[Some records]
━━━━━━━━━━━━━━━━━━━━━━━━━━━━━━

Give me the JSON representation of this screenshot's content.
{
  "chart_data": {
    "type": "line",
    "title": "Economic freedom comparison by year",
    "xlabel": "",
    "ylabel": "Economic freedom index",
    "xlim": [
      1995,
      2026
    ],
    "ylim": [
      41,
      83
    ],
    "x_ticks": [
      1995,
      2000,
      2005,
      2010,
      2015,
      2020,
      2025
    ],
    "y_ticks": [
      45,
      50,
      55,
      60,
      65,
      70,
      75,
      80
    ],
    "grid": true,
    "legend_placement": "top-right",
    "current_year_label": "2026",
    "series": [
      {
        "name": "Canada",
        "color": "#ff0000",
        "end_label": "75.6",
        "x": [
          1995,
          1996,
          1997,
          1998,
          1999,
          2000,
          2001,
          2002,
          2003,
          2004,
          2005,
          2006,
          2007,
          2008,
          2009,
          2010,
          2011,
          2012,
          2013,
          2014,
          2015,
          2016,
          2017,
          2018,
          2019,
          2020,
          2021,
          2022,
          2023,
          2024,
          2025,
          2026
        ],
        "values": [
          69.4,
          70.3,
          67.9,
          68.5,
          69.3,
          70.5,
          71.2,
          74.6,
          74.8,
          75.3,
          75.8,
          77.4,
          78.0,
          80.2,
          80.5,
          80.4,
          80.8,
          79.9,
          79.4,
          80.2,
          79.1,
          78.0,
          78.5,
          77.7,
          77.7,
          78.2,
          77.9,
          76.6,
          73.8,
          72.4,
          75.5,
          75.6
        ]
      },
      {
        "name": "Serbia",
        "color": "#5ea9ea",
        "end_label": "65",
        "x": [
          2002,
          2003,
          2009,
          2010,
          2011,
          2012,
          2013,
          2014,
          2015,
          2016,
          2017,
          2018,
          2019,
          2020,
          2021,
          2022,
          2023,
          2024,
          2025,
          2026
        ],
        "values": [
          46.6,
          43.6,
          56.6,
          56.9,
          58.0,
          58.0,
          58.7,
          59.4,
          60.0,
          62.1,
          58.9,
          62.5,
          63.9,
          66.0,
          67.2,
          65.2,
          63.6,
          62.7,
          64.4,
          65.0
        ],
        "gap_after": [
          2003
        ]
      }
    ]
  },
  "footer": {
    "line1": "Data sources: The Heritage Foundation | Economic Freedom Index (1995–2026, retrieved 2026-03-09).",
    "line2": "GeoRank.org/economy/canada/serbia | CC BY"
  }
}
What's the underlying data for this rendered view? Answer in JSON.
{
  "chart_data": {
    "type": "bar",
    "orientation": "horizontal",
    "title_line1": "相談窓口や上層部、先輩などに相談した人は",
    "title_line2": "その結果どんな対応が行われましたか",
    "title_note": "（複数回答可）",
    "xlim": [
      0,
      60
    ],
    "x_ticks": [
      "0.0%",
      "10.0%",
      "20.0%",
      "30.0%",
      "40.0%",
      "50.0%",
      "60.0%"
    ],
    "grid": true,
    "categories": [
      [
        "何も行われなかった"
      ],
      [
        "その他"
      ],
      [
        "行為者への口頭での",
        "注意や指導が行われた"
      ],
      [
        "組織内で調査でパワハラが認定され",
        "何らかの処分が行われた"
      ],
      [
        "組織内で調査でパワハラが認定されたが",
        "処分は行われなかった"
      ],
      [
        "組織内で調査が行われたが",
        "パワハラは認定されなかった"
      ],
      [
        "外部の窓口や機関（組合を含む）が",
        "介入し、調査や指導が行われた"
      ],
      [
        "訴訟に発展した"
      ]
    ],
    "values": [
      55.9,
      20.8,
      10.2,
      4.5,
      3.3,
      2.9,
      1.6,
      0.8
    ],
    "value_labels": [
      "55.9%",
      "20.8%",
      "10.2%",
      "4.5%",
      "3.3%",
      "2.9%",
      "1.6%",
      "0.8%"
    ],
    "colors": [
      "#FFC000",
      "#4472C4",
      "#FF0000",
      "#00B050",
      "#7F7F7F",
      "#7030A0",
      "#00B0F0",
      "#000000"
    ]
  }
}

━━━━━━━━━━━━━━━━━━━━━━━━━━━━━━

Return every record, word for word.

» Exercise output:
Give me the JSON representation of this screenshot's content.
{
  "chart_data": {
    "type": "line",
    "title": "Economic freedom comparison by year",
    "xlabel": "",
    "ylabel": "Economic freedom index",
    "xlim": [
      1995,
      2026
    ],
    "ylim": [
      41,
      83
    ],
    "x_ticks": [
      1995,
      2000,
      2005,
      2010,
      2015,
      2020,
      2025
    ],
    "y_ticks": [
      45,
      50,
      55,
      60,
      65,
      70,
      75,
      80
    ],
    "grid": true,
    "legend_placement": "top-right",
    "current_year_label": "2026",
    "series": [
      {
        "name": "Canada",
        "color": "#ff0000",
        "end_label": "75.6",
        "x": [
          1995,
          1996,
          1997,
          1998,
          1999,
          2000,
          2001,
          2002,
          2003,
          2004,
          2005,
          2006,
          2007,
          2008,
          2009,
          2010,
          2011,
          2012,
          2013,
          2014,
          2015,
          2016,
          2017,
          2018,
          2019,
          2020,
          2021,
          2022,
          2023,
          2024,
          2025,
          2026
        ],
        "values": [
          69.4,
          70.3,
          67.9,
          68.5,
          69.3,
          70.5,
          71.2,
          74.6,
          74.8,
          75.3,
          75.8,
          77.4,
          78.0,
          80.2,
          80.5,
          80.4,
          80.8,
          79.9,
          79.4,
          80.2,
          79.1,
          78.0,
          78.5,
          77.7,
          77.7,
          78.2,
          77.9,
          76.6,
          73.8,
          72.4,
          75.5,
          75.6
        ]
      },
      {
        "name": "Serbia",
        "color": "#5ea9ea",
        "end_label": "65",
        "x": [
          2002,
          2003,
          2009,
          2010,
          2011,
          2012,
          2013,
          2014,
          2015,
          2016,
          2017,
          2018,
          2019,
          2020,
          2021,
          2022,
          2023,
          2024,
          2025,
          2026
        ],
        "values": [
          46.6,
          43.6,
          56.6,
          56.9,
          58.0,
          58.0,
          58.7,
          59.4,
          60.0,
          62.1,
          58.9,
          62.5,
          63.9,
          66.0,
          67.2,
          65.2,
          63.6,
          62.7,
          64.4,
          65.0
        ],
        "gap_after": [
          2003
        ]
      }
    ]
  },
  "footer": {
    "line1": "Data sources: The Heritage Foundation | Economic Freedom Index (1995–2026, retrieved 2026-03-09).",
    "line2": "GeoRank.org/economy/canada/serbia | CC BY"
  }
}
What's the underlying data for this rendered view? Answer in JSON.
{
  "chart_data": {
    "type": "bar",
    "orientation": "horizontal",
    "title_line1": "相談窓口や上層部、先輩などに相談した人は",
    "title_line2": "その結果どんな対応が行われましたか",
    "title_note": "（複数回答可）",
    "xlim": [
      0,
      60
    ],
    "x_ticks": [
      "0.0%",
      "10.0%",
      "20.0%",
      "30.0%",
      "40.0%",
      "50.0%",
      "60.0%"
    ],
    "grid": true,
    "categories": [
      [
        "何も行われなかった"
      ],
      [
        "その他"
      ],
      [
        "行為者への口頭での",
        "注意や指導が行われた"
      ],
      [
        "組織内で調査でパワハラが認定され",
        "何らかの処分が行われた"
      ],
      [
        "組織内で調査でパワハラが認定されたが",
        "処分は行われなかった"
      ],
      [
        "組織内で調査が行われたが",
        "パワハラは認定されなかった"
      ],
      [
        "外部の窓口や機関（組合を含む）が",
        "介入し、調査や指導が行われた"
      ],
      [
        "訴訟に発展した"
      ]
    ],
    "values": [
      55.9,
      20.8,
      10.2,
      4.5,
      3.3,
      2.9,
      1.6,
      0.8
    ],
    "value_labels": [
      "55.9%",
      "20.8%",
      "10.2%",
      "4.5%",
      "3.3%",
      "2.9%",
      "1.6%",
      "0.8%"
    ],
    "colors": [
      "#FFC000",
      "#4472C4",
      "#FF0000",
      "#00B050",
      "#7F7F7F",
      "#7030A0",
      "#00B0F0",
      "#000000"
    ]
  }
}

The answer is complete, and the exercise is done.